#### WHAT IS REQUIRED
Find how many lines of the listing include the string "CORRELATION", and report only that figure.

#### INPUT ROWS

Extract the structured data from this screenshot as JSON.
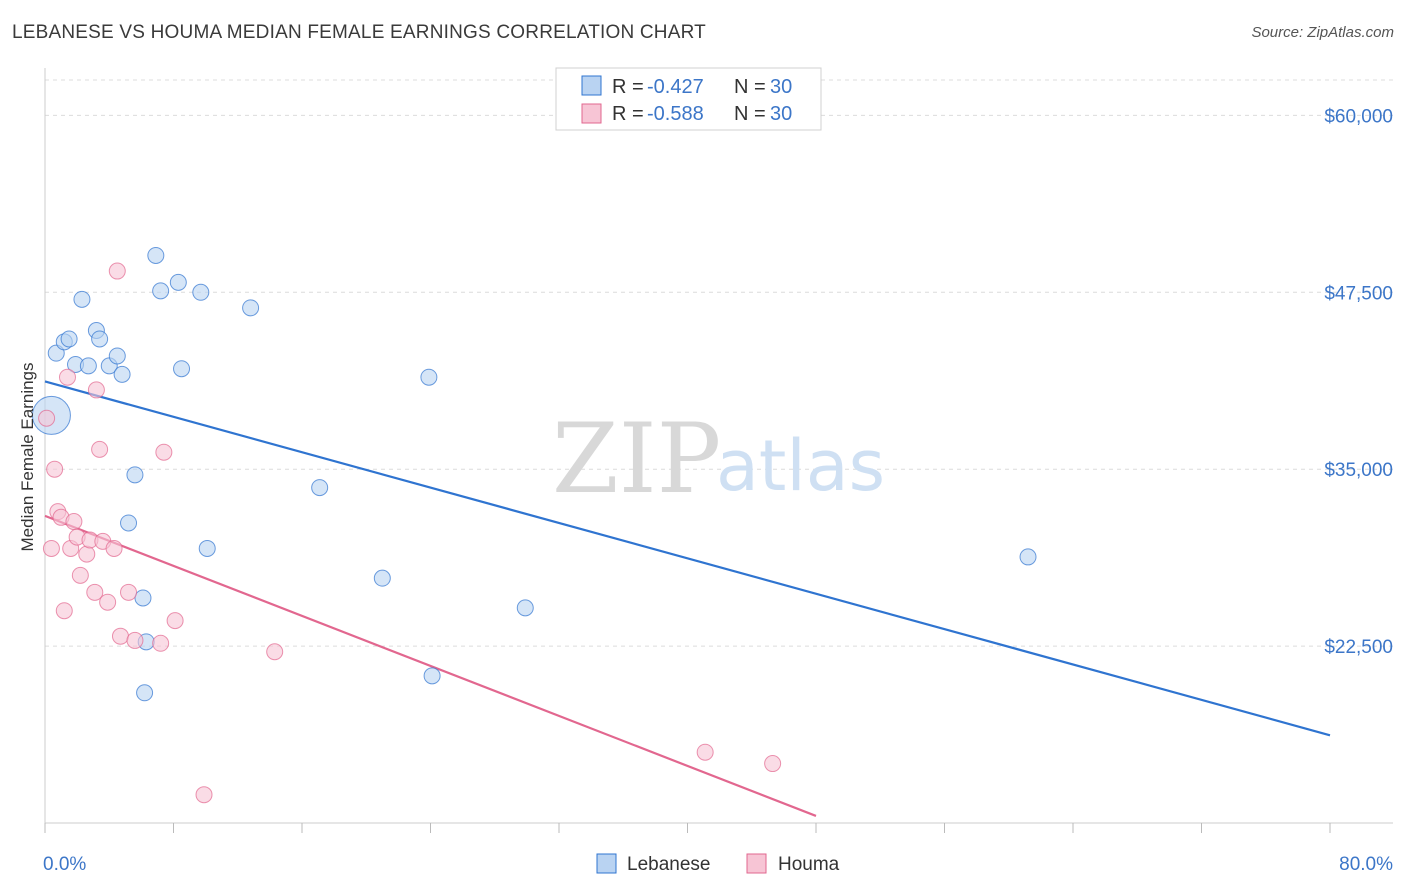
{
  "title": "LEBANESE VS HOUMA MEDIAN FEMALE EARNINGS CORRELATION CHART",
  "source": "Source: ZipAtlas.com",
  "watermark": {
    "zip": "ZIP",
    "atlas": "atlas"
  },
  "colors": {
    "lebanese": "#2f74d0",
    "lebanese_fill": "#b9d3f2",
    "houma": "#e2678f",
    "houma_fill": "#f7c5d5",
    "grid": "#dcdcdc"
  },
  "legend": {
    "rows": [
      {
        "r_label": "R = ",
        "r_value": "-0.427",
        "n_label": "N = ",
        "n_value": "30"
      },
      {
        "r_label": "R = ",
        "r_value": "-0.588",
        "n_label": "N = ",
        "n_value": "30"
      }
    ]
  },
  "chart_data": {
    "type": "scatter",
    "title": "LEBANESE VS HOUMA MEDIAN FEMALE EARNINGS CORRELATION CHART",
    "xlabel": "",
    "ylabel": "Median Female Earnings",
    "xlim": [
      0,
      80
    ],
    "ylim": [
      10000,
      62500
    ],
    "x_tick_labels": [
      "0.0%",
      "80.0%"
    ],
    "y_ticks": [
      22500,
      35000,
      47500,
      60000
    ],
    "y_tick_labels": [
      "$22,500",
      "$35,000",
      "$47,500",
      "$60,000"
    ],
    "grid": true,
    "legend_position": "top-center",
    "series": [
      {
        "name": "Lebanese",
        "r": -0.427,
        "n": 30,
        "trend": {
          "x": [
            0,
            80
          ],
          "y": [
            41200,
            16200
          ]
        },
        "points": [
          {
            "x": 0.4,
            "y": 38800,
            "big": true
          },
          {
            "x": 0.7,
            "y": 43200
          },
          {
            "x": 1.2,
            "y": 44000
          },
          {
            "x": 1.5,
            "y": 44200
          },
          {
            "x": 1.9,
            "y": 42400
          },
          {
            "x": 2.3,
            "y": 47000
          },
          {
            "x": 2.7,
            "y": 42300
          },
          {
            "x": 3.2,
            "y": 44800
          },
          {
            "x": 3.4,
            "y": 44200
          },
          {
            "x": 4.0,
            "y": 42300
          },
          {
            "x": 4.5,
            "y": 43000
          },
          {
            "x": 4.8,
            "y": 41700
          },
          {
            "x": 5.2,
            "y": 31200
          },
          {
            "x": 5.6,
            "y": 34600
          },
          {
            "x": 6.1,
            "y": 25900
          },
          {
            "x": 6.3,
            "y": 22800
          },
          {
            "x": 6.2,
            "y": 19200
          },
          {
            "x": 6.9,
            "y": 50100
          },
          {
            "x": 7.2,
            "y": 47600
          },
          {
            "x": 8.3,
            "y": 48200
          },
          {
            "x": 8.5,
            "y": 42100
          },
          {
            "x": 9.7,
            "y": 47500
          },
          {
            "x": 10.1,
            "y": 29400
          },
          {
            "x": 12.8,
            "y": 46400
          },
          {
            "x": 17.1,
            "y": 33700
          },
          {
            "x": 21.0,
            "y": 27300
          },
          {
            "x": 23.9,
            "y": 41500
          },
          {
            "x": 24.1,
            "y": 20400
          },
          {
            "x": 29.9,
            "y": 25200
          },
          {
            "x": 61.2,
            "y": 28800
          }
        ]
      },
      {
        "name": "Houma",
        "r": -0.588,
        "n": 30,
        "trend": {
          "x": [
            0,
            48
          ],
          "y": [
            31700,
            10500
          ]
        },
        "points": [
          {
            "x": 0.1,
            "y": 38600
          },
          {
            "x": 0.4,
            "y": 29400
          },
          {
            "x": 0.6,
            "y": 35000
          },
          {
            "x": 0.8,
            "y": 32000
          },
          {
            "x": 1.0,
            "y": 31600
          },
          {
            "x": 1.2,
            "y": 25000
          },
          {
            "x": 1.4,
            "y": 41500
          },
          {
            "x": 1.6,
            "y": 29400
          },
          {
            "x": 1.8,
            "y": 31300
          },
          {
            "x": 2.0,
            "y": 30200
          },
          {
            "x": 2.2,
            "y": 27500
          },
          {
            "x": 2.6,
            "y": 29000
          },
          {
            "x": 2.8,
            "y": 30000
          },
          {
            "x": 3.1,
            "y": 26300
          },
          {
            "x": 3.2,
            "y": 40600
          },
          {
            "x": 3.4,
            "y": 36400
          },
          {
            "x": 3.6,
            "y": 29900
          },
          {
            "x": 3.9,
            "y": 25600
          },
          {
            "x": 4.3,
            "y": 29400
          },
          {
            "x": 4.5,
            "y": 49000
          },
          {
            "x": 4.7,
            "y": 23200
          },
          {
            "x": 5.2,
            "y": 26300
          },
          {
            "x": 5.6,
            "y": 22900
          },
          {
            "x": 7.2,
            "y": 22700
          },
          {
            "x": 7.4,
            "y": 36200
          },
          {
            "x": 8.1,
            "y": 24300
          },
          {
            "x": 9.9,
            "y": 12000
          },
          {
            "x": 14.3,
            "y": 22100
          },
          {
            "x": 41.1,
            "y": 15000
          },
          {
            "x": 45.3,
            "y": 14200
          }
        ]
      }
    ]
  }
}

#### COMPLETED TASK
2